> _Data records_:
########

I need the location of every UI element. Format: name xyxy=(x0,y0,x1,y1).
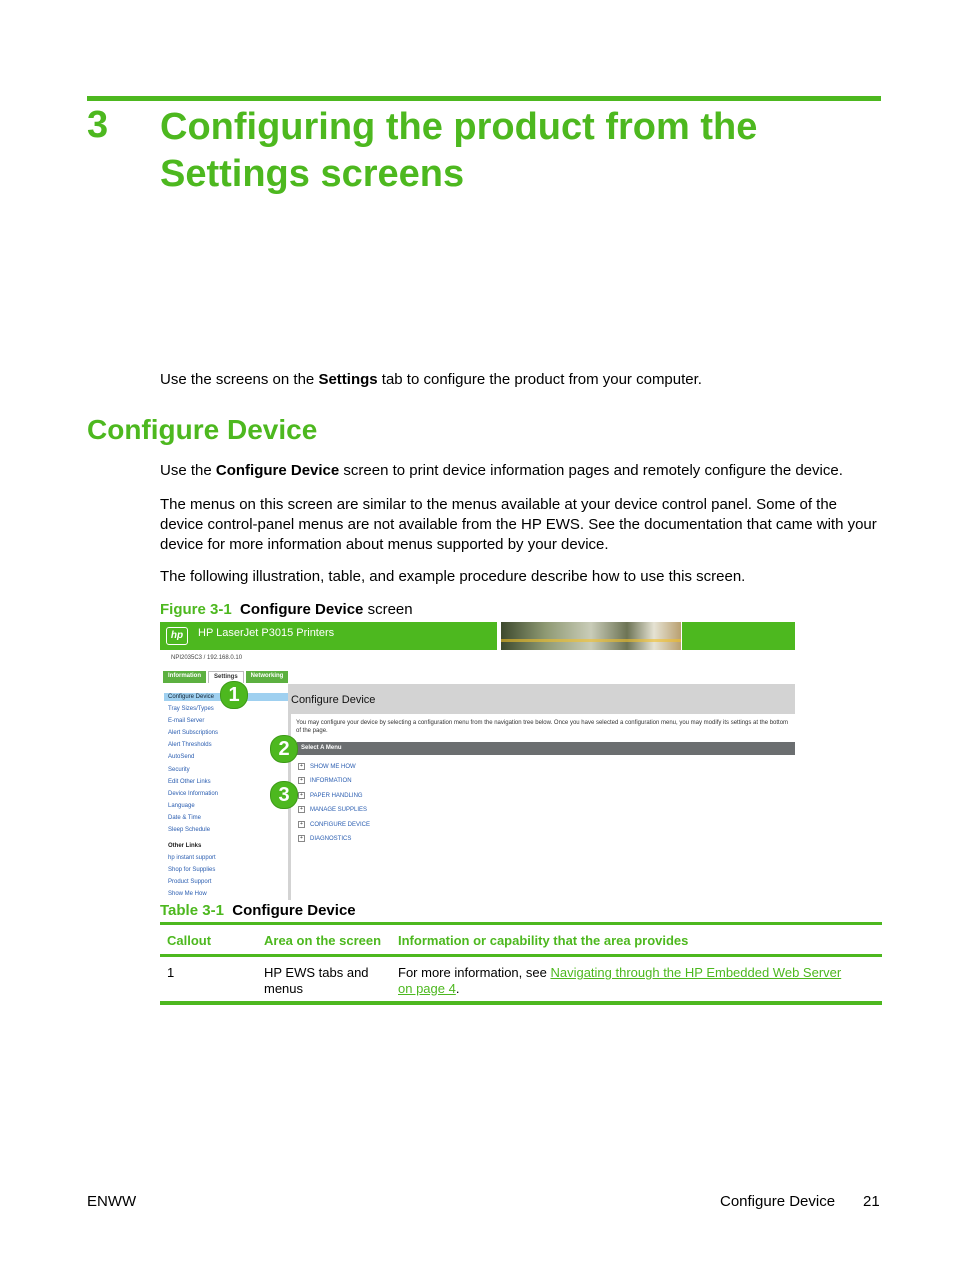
page-4-link[interactable]: on page 4 xyxy=(398,981,456,996)
cell-info-post: . xyxy=(455,981,460,996)
intro-text-post: tab to configure the product from your computer. xyxy=(377,371,702,388)
th-info: Information or capability that the area provides xyxy=(398,933,689,948)
th-callout: Callout xyxy=(167,933,212,948)
cell-area-line2: menus xyxy=(264,981,304,996)
product-name: HP LaserJet P3015 Printers xyxy=(198,627,335,639)
figure-caption xyxy=(160,601,413,618)
section-paragraph-3: The following illustration, table, and example procedure describe how to use this screen. xyxy=(160,568,746,585)
nav-shop-for-supplies[interactable]: Shop for Supplies xyxy=(168,867,216,873)
table-header-rule xyxy=(160,954,882,957)
ews-navigation-link[interactable]: Navigating through the HP Embedded Web Server xyxy=(550,965,842,980)
expand-icon: + xyxy=(298,763,305,770)
menu-show-me-how[interactable] xyxy=(298,763,356,770)
figure-title-bold: Configure Device xyxy=(240,601,364,618)
menu-label: PAPER HANDLING xyxy=(310,793,363,800)
menu-manage-supplies[interactable] xyxy=(298,806,367,813)
other-links-heading: Other Links xyxy=(168,843,202,849)
section-title: Configure Device xyxy=(87,414,318,445)
intro-text-pre: Use the screens on the xyxy=(160,371,319,388)
chapter-title-line1: Configuring the product from the xyxy=(160,106,758,148)
nav-configure-device[interactable]: Configure Device xyxy=(164,693,292,701)
menu-label: CONFIGURE DEVICE xyxy=(310,822,371,829)
chapter-rule xyxy=(87,96,881,101)
expand-icon: + xyxy=(298,835,305,842)
menu-paper-handling[interactable] xyxy=(298,792,363,799)
nav-alert-subscriptions[interactable]: Alert Subscriptions xyxy=(168,730,219,736)
p1-pre: Use the xyxy=(160,462,216,479)
figure-label: Figure 3-1 xyxy=(160,601,232,618)
callout-1: 1 xyxy=(220,681,248,709)
footer-section: Configure Device xyxy=(720,1193,836,1210)
cell-callout: 1 xyxy=(167,965,175,980)
p1-bold: Configure Device xyxy=(215,462,340,479)
menu-label: SHOW ME HOW xyxy=(310,764,356,771)
select-menu-label: Select A Menu xyxy=(301,745,342,751)
callout-3: 3 xyxy=(270,781,298,809)
section-paragraph-2: The menus on this screen are similar to the menus available at your device control panel. Some of the device control-panel menus are not available from the HP EWS. See the documentation that came with your device for more information about menus supported by your device. xyxy=(160,496,877,553)
hp-logo-icon: hp xyxy=(166,627,188,645)
intro-paragraph xyxy=(160,370,882,390)
ews-tabs xyxy=(163,671,288,683)
cell-info xyxy=(398,965,868,997)
cell-area-line1: HP EWS tabs and xyxy=(264,965,369,980)
table-label: Table 3-1 xyxy=(160,902,224,919)
table-title: Configure Device xyxy=(232,902,356,919)
cell-info-pre: For more information, see xyxy=(398,965,551,980)
section-paragraph-1 xyxy=(160,461,882,481)
callout-2: 2 xyxy=(270,735,298,763)
nav-date-time[interactable]: Date & Time xyxy=(168,815,202,821)
expand-icon: + xyxy=(298,806,305,813)
expand-icon: + xyxy=(298,821,305,828)
table-bottom-rule xyxy=(160,1001,882,1005)
menu-label: INFORMATION xyxy=(310,778,352,785)
nav-product-support[interactable]: Product Support xyxy=(168,879,212,885)
tab-settings[interactable]: Settings xyxy=(208,671,244,683)
menu-configure-device[interactable] xyxy=(298,821,370,828)
device-address: NPI2035C3 / 192.168.0.10 xyxy=(171,655,243,661)
nav-alert-thresholds[interactable]: Alert Thresholds xyxy=(168,742,212,748)
menu-label: MANAGE SUPPLIES xyxy=(310,807,368,814)
menu-label: DIAGNOSTICS xyxy=(310,836,352,843)
chapter-title-line2: Settings screens xyxy=(160,153,465,195)
configure-device-screenshot xyxy=(160,622,795,900)
header-photo xyxy=(501,622,681,650)
cell-area xyxy=(264,965,369,997)
select-menu-bar xyxy=(297,742,795,755)
nav-device-information[interactable]: Device Information xyxy=(168,791,219,797)
nav-edit-other-links[interactable]: Edit Other Links xyxy=(168,779,211,785)
table-top-rule xyxy=(160,922,882,925)
intro-text-bold: Settings xyxy=(318,371,378,388)
expand-icon: + xyxy=(298,777,305,784)
panel-title-bar xyxy=(288,684,795,714)
panel-description: You may configure your device by selecting a configuration menu from the navigation tree below. Once you have selected a configuration menu, you may modify its settings at the bottom of the page. xyxy=(296,720,789,734)
p1-post: screen to print device information pages and remotely configure the device. xyxy=(339,462,843,479)
menu-diagnostics[interactable] xyxy=(298,835,351,842)
chapter-title xyxy=(160,104,880,198)
menu-information[interactable] xyxy=(298,777,352,784)
nav-hp-instant-support[interactable]: hp instant support xyxy=(168,855,216,861)
ews-header-bar xyxy=(160,622,497,650)
figure-title-rest: screen xyxy=(363,601,413,618)
chapter-number: 3 xyxy=(87,104,109,146)
footer-page-number: 21 xyxy=(863,1193,880,1210)
panel-title: Configure Device xyxy=(291,694,376,706)
tab-networking[interactable]: Networking xyxy=(246,671,289,683)
nav-email-server[interactable]: E-mail Server xyxy=(168,718,205,724)
nav-tray-sizes[interactable]: Tray Sizes/Types xyxy=(168,706,214,712)
table-caption xyxy=(160,902,356,919)
nav-security[interactable]: Security xyxy=(168,767,190,773)
footer-left: ENWW xyxy=(87,1193,137,1210)
nav-autosend[interactable]: AutoSend xyxy=(168,754,195,760)
nav-sleep-schedule[interactable]: Sleep Schedule xyxy=(168,827,211,833)
nav-show-me-how[interactable]: Show Me How xyxy=(168,891,207,897)
tab-information[interactable]: Information xyxy=(163,671,206,683)
th-area: Area on the screen xyxy=(264,933,382,948)
nav-language[interactable]: Language xyxy=(168,803,195,809)
expand-icon: + xyxy=(298,792,305,799)
ews-header-bar-right xyxy=(682,622,795,650)
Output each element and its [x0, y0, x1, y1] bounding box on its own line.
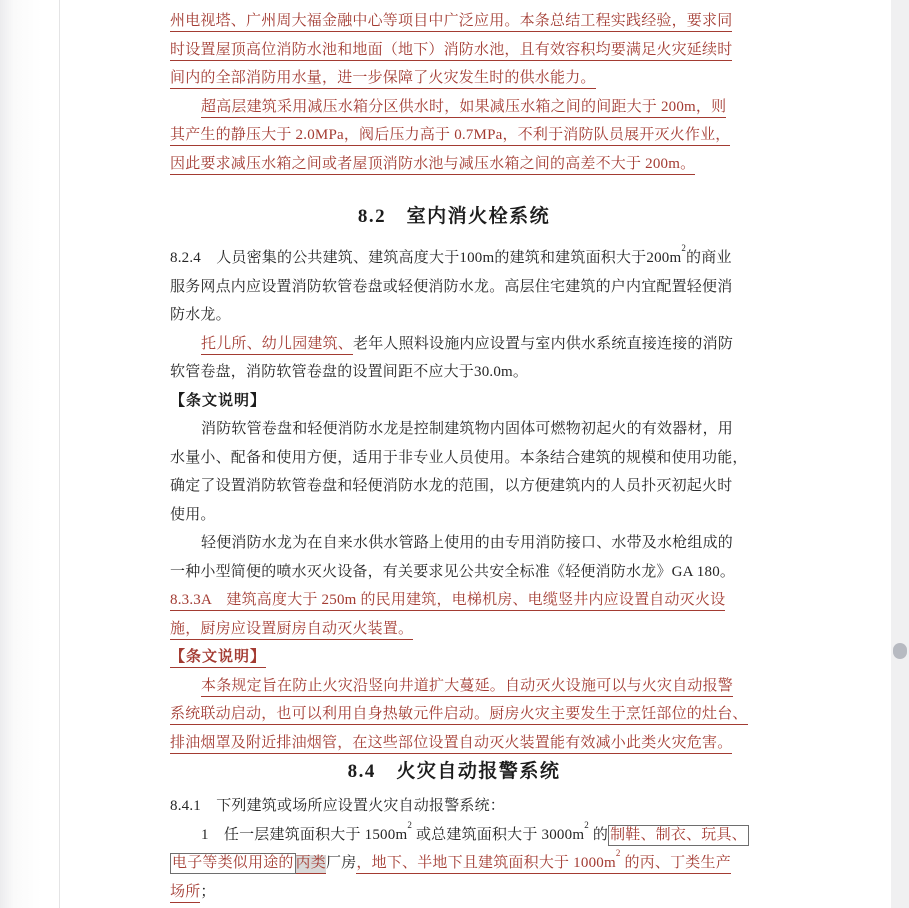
text-line	[170, 273, 738, 302]
text-segment: 水量小、配备和使用方便，适用于非专业人员使用。本条结合建筑的规模和使用功能，	[170, 449, 748, 466]
text-segment: 软管卷盘，消防软管卷盘的设置间距不应大于30.0m。	[170, 364, 529, 380]
text-line	[170, 415, 738, 444]
text-segment: 的	[588, 826, 609, 843]
text-segment: 老年人照料设施内应设置与室内供水系统直接连接的消防	[353, 335, 734, 352]
text-segment: 超高层建筑采用减压水箱分区供水时，如果减压水箱之间的间距大于 200m，则	[201, 99, 726, 118]
text-line	[170, 819, 747, 850]
text-segment: 的商业	[686, 250, 732, 266]
text-line	[170, 358, 738, 387]
text-segment: 排油烟罩及附近排油烟管，在这些部位设置自动灭火装置能有效减小此类火灾危害。	[170, 735, 732, 754]
text-segment: 使用。	[170, 506, 216, 523]
text-segment: 托儿所、幼儿园建筑、	[201, 336, 353, 355]
text-line	[170, 330, 738, 359]
text-segment: 或总建筑面积大于 3000m	[412, 826, 585, 843]
text-segment: 【条文说明】	[170, 649, 266, 668]
text-segment: 的丙、丁类生产	[621, 855, 731, 874]
text-line	[170, 64, 738, 93]
text-segment: 轻便消防水龙为在自来水供水管路上使用的由专用消防接口、水带及水枪组成的	[201, 535, 734, 551]
text-line	[170, 615, 738, 644]
text-segment: 一种小型简便的喷水灭火设备，有关要求见公共安全标准《轻便消防水龙》GA 180。	[170, 563, 736, 580]
scrollbar-thumb[interactable]	[893, 643, 907, 659]
text-segment: 8.2.4 人员密集的公共建筑、建筑高度大于100m的建筑和建筑面积大于200m	[170, 250, 682, 266]
text-segment: 2	[616, 855, 621, 874]
text-segment: 施，厨房应设置厨房自动灭火装置。	[170, 621, 413, 640]
text-line	[170, 121, 738, 150]
document-page	[61, 0, 891, 908]
text-line	[170, 643, 738, 672]
text-segment: 系统联动启动，也可以利用自身热敏元件启动。厨房火灾主要发生于烹饪部位的灶台、	[170, 706, 748, 725]
text-segment: 本条规定旨在防止火灾沿竖向井道扩大蔓延。自动灭火设施可以与火灾自动报警	[201, 678, 733, 697]
text-line	[170, 501, 738, 530]
text-line	[170, 586, 738, 615]
text-line	[170, 387, 738, 416]
text-line	[170, 849, 738, 878]
text-line	[170, 729, 738, 758]
text-segment: 厂房	[326, 855, 357, 871]
text-line	[170, 444, 748, 473]
section-heading: 8.4 火灾自动报警系统	[347, 761, 561, 782]
text-line	[170, 301, 738, 330]
text-line	[170, 529, 738, 558]
text-line	[170, 150, 738, 179]
text-segment: 消防软管卷盘和轻便消防水龙是控制建筑物内固体可燃物初起火的有效器材，用	[201, 421, 734, 437]
text-segment: 丙类	[296, 855, 326, 874]
text-line	[170, 472, 738, 501]
section-heading: 8.2 室内消火栓系统	[357, 206, 551, 227]
text-line	[170, 700, 748, 729]
document-content	[170, 7, 748, 906]
text-segment: 2	[407, 819, 413, 830]
text-line	[170, 7, 738, 36]
text-segment: 8.4.1 下列建筑或场所应设置火灾自动报警系统：	[170, 798, 506, 814]
scrollbar[interactable]	[891, 0, 909, 908]
page-left-edge	[0, 0, 60, 908]
text-segment: 1 任一层建筑面积大于 1500m	[201, 826, 408, 843]
text-segment: 因此要求减压水箱之间或者屋顶消防水池与减压水箱之间的高差不大于 200m。	[170, 156, 695, 175]
text-segment: 其产生的静压大于 2.0MPa，阀后压力高于 0.7MPa，不利于消防队员展开灭火作业，	[170, 127, 730, 146]
text-segment: 电子等类似用途的	[170, 853, 296, 874]
text-line	[170, 93, 738, 122]
text-segment: ；	[200, 883, 216, 900]
text-line	[170, 792, 738, 821]
text-line	[170, 672, 738, 701]
text-segment: 服务网点内应设置消防软管卷盘或轻便消防水龙。高层住宅建筑的户内宜配置轻便消	[170, 278, 733, 295]
text-segment: 州电视塔、广州周大福金融中心等项目中广泛应用。本条总结工程实践经验，要求同	[170, 13, 732, 32]
text-segment: 间内的全部消防用水量，进一步保障了火灾发生时的供水能力。	[170, 70, 596, 89]
text-line	[170, 558, 738, 587]
text-segment: 【条文说明】	[170, 392, 267, 409]
text-segment: 2	[584, 819, 589, 830]
text-line	[170, 244, 738, 273]
text-segment: ，地下、半地下且建筑面积大于 1000m	[356, 855, 615, 874]
text-line	[170, 36, 738, 65]
text-segment: 防水龙。	[170, 307, 231, 323]
text-segment: 制鞋、制衣、玩具、	[608, 825, 749, 846]
text-segment: 场所	[170, 884, 200, 903]
text-segment: 2	[681, 243, 687, 253]
text-segment: 确定了设置消防软管卷盘和轻便消防水龙的范围，以方便建筑内的人员扑灭初起火时	[170, 478, 733, 494]
text-segment: 时设置屋顶高位消防水池和地面（地下）消防水池，且有效容积均要满足火灾延续时	[170, 42, 732, 61]
text-segment: 8.3.3A 建筑高度大于 250m 的民用建筑，电梯机房、电缆竖井内应设置自动灭火设	[170, 592, 725, 611]
text-line	[170, 878, 738, 907]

########

> _Work to do_: Repeat the lines in the records from the line with "page-4-link[interactable]: on page" to the line with "figure-title-bold: Configure Device", including both of those lines.

> _Result of the exercise_:
page-4-link[interactable]: on page 4 xyxy=(398,981,456,996)
cell-info-post: . xyxy=(455,981,460,996)
intro-text-post: tab to configure the product from your computer. xyxy=(377,371,702,388)
th-info: Information or capability that the area provides xyxy=(398,933,689,948)
th-callout: Callout xyxy=(167,933,212,948)
cell-area-line2: menus xyxy=(264,981,304,996)
product-name: HP LaserJet P3015 Printers xyxy=(198,627,335,639)
figure-caption xyxy=(160,601,413,618)
section-paragraph-3: The following illustration, table, and example procedure describe how to use this screen. xyxy=(160,568,746,585)
nav-shop-for-supplies[interactable]: Shop for Supplies xyxy=(168,867,216,873)
table-header-rule xyxy=(160,954,882,957)
ews-navigation-link[interactable]: Navigating through the HP Embedded Web Server xyxy=(550,965,842,980)
expand-icon: + xyxy=(298,763,305,770)
menu-show-me-how[interactable] xyxy=(298,763,356,770)
figure-title-bold: Configure Device xyxy=(240,601,364,618)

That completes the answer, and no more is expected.